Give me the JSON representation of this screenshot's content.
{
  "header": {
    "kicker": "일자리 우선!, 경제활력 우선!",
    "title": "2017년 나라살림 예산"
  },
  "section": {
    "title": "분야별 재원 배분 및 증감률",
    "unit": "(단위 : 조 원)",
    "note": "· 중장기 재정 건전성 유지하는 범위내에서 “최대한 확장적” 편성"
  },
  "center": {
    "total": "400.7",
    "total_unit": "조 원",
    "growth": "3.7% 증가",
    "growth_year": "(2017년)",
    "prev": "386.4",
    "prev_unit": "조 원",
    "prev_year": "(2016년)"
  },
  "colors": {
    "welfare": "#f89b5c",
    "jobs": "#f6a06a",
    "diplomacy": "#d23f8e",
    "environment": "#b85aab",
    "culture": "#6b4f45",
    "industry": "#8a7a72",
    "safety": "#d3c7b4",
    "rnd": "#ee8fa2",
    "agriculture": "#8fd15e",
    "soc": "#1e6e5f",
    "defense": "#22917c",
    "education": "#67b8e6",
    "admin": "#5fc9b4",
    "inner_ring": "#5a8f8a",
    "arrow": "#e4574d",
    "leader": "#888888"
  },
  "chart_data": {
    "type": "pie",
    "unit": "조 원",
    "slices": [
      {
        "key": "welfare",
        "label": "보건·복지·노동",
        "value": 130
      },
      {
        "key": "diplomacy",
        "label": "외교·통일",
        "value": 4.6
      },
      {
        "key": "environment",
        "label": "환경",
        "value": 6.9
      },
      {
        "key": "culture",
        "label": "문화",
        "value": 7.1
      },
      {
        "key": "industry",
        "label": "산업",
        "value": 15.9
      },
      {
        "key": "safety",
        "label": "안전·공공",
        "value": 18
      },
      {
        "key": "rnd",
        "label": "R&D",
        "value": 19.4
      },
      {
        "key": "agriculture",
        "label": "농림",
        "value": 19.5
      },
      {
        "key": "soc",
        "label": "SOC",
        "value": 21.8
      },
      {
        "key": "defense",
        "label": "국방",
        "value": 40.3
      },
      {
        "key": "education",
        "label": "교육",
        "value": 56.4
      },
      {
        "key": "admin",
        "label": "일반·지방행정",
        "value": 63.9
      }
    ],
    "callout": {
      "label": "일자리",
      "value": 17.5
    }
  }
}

________________________________________

EXERCISE DETAILS: Every entry needs to be retyped exactly.

THE RESPONSE:
Give me the JSON representation of this screenshot's content.
{
  "header": {
    "kicker": "일자리 우선!, 경제활력 우선!",
    "title": "2017년 나라살림 예산"
  },
  "section": {
    "title": "분야별 재원 배분 및 증감률",
    "unit": "(단위 : 조 원)",
    "note": "· 중장기 재정 건전성 유지하는 범위내에서 “최대한 확장적” 편성"
  },
  "center": {
    "total": "400.7",
    "total_unit": "조 원",
    "growth": "3.7% 증가",
    "growth_year": "(2017년)",
    "prev": "386.4",
    "prev_unit": "조 원",
    "prev_year": "(2016년)"
  },
  "colors": {
    "welfare": "#f89b5c",
    "jobs": "#f6a06a",
    "diplomacy": "#d23f8e",
    "environment": "#b85aab",
    "culture": "#6b4f45",
    "industry": "#8a7a72",
    "safety": "#d3c7b4",
    "rnd": "#ee8fa2",
    "agriculture": "#8fd15e",
    "soc": "#1e6e5f",
    "defense": "#22917c",
    "education": "#67b8e6",
    "admin": "#5fc9b4",
    "inner_ring": "#5a8f8a",
    "arrow": "#e4574d",
    "leader": "#888888"
  },
  "chart_data": {
    "type": "pie",
    "unit": "조 원",
    "slices": [
      {
        "key": "welfare",
        "label": "보건·복지·노동",
        "value": 130
      },
      {
        "key": "diplomacy",
        "label": "외교·통일",
        "value": 4.6
      },
      {
        "key": "environment",
        "label": "환경",
        "value": 6.9
      },
      {
        "key": "culture",
        "label": "문화",
        "value": 7.1
      },
      {
        "key": "industry",
        "label": "산업",
        "value": 15.9
      },
      {
        "key": "safety",
        "label": "안전·공공",
        "value": 18
      },
      {
        "key": "rnd",
        "label": "R&D",
        "value": 19.4
      },
      {
        "key": "agriculture",
        "label": "농림",
        "value": 19.5
      },
      {
        "key": "soc",
        "label": "SOC",
        "value": 21.8
      },
      {
        "key": "defense",
        "label": "국방",
        "value": 40.3
      },
      {
        "key": "education",
        "label": "교육",
        "value": 56.4
      },
      {
        "key": "admin",
        "label": "일반·지방행정",
        "value": 63.9
      }
    ],
    "callout": {
      "label": "일자리",
      "value": 17.5
    }
  }
}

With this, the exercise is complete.